→ **Instructions to follow**:
In the records that follow, show each line where the word "screenshot" is present.

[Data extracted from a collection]

------------------------------------

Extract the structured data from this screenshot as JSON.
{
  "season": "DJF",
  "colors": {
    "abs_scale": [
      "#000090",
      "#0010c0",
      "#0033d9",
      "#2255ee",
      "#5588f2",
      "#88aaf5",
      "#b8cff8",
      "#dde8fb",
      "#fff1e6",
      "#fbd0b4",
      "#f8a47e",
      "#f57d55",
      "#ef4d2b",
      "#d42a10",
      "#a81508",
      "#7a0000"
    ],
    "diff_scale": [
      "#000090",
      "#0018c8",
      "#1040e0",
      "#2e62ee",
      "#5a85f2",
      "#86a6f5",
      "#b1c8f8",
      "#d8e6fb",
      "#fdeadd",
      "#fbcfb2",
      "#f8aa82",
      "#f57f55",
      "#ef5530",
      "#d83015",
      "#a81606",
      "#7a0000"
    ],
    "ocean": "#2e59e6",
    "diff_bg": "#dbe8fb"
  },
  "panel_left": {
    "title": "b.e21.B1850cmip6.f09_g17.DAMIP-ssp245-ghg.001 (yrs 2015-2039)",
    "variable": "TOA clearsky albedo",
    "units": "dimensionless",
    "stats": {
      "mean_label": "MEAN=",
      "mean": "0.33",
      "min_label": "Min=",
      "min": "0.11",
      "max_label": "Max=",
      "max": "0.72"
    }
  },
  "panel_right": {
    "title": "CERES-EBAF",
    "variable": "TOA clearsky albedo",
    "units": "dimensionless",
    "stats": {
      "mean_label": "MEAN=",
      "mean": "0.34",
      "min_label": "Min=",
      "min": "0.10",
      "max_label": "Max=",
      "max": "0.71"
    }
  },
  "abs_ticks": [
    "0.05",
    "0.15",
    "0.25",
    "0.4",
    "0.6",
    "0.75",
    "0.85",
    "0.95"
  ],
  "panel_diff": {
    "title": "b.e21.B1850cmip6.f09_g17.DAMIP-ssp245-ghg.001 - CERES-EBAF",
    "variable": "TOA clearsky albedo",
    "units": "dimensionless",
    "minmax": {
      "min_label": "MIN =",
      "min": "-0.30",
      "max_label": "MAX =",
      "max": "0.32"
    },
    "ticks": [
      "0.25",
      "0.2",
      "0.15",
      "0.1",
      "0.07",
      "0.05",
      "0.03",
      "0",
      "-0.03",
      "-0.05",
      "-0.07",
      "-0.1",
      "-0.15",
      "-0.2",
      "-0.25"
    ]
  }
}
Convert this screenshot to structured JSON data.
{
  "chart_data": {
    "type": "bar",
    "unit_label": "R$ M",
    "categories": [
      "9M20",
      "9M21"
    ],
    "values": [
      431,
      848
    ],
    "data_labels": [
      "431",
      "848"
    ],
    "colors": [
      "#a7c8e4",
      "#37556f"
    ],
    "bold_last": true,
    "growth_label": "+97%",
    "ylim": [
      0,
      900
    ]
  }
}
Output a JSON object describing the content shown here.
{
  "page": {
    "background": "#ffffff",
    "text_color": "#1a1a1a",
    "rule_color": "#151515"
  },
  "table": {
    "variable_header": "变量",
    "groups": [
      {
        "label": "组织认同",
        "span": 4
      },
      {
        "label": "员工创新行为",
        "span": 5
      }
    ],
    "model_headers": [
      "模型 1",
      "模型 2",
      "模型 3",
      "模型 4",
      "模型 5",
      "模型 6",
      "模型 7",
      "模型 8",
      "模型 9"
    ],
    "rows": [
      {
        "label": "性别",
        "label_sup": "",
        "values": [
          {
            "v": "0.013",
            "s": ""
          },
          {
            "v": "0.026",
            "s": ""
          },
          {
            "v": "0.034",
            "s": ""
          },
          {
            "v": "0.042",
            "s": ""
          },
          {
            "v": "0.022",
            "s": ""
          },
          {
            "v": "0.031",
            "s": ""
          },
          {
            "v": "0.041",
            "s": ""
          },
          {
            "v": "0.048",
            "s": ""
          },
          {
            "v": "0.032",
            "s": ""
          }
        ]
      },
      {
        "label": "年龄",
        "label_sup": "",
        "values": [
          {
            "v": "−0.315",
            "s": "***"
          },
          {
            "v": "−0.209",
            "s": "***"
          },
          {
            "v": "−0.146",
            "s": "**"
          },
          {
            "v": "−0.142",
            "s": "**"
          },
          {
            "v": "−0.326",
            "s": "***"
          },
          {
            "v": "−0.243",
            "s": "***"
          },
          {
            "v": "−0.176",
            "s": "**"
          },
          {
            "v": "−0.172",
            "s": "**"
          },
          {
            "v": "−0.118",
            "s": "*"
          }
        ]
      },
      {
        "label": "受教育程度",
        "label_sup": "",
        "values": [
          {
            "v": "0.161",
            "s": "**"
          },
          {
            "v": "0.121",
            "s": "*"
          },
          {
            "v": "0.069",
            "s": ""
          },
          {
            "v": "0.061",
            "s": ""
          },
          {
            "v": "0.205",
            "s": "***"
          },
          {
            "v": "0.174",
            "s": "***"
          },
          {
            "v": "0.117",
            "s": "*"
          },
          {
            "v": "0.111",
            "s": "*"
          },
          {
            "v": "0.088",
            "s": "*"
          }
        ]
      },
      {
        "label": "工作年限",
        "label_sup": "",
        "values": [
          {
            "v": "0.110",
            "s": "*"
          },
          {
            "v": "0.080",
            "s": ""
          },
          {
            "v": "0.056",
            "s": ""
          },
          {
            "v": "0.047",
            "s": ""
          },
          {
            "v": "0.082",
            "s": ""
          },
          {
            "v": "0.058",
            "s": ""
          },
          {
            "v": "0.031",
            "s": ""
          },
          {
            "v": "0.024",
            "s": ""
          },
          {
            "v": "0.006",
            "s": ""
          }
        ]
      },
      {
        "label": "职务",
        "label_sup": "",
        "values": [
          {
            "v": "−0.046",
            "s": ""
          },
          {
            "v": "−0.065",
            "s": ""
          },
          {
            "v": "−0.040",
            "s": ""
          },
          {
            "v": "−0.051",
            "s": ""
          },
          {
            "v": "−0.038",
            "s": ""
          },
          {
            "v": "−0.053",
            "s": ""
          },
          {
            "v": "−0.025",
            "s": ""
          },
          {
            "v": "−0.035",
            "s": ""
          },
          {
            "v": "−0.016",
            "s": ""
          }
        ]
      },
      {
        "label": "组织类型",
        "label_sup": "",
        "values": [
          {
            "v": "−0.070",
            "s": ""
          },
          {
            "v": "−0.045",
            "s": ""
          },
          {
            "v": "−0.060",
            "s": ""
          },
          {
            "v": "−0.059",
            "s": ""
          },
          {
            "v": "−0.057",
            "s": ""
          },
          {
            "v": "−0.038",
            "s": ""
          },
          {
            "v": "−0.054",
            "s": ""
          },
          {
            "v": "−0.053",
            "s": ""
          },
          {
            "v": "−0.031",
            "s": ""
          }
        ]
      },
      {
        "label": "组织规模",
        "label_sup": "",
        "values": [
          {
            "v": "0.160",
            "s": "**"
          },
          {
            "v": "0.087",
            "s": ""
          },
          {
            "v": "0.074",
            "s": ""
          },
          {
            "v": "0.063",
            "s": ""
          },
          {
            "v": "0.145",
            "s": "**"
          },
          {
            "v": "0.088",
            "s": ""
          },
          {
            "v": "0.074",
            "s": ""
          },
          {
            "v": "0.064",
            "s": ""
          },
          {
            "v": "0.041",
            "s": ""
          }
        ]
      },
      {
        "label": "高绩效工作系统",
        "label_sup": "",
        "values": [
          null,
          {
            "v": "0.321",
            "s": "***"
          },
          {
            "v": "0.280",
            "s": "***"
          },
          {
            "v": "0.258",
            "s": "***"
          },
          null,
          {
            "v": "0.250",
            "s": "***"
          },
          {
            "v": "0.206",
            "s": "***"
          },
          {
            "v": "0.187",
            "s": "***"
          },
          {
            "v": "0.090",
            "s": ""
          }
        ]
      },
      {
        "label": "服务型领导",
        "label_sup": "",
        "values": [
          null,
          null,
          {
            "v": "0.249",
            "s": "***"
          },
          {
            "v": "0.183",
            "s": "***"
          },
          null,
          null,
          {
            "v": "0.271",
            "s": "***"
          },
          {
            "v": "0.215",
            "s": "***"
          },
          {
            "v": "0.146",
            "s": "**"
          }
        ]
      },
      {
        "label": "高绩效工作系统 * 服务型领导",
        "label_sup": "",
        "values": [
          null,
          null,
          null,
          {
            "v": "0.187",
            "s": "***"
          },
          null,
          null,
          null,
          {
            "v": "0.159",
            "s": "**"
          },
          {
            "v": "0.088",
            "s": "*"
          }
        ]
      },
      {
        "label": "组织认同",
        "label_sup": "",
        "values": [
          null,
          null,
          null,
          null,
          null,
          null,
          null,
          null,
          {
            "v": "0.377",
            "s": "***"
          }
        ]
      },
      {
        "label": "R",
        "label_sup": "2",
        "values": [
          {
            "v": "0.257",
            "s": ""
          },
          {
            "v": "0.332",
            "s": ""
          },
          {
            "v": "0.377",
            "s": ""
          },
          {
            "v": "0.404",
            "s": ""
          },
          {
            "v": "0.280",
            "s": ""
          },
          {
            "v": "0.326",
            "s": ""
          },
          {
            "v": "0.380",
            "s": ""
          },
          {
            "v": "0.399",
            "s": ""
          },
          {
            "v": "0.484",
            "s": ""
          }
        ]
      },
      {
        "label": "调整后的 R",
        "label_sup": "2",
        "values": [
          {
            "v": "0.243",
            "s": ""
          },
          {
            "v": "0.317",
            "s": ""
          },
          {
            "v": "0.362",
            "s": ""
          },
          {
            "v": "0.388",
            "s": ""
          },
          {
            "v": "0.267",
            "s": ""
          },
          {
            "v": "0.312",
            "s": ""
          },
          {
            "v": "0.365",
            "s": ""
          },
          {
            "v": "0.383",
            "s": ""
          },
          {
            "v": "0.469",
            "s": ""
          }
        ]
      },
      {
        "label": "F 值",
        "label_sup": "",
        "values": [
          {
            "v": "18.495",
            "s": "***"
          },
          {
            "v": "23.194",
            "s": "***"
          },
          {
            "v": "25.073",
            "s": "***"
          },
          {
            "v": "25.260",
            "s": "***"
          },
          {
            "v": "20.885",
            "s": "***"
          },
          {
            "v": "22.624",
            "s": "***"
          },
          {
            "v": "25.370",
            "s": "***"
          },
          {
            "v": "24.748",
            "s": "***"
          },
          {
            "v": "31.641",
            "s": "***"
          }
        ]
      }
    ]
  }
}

------------------------------------

→ **Task solution**:
Extract the structured data from this screenshot as JSON.
Convert this screenshot to structured JSON data.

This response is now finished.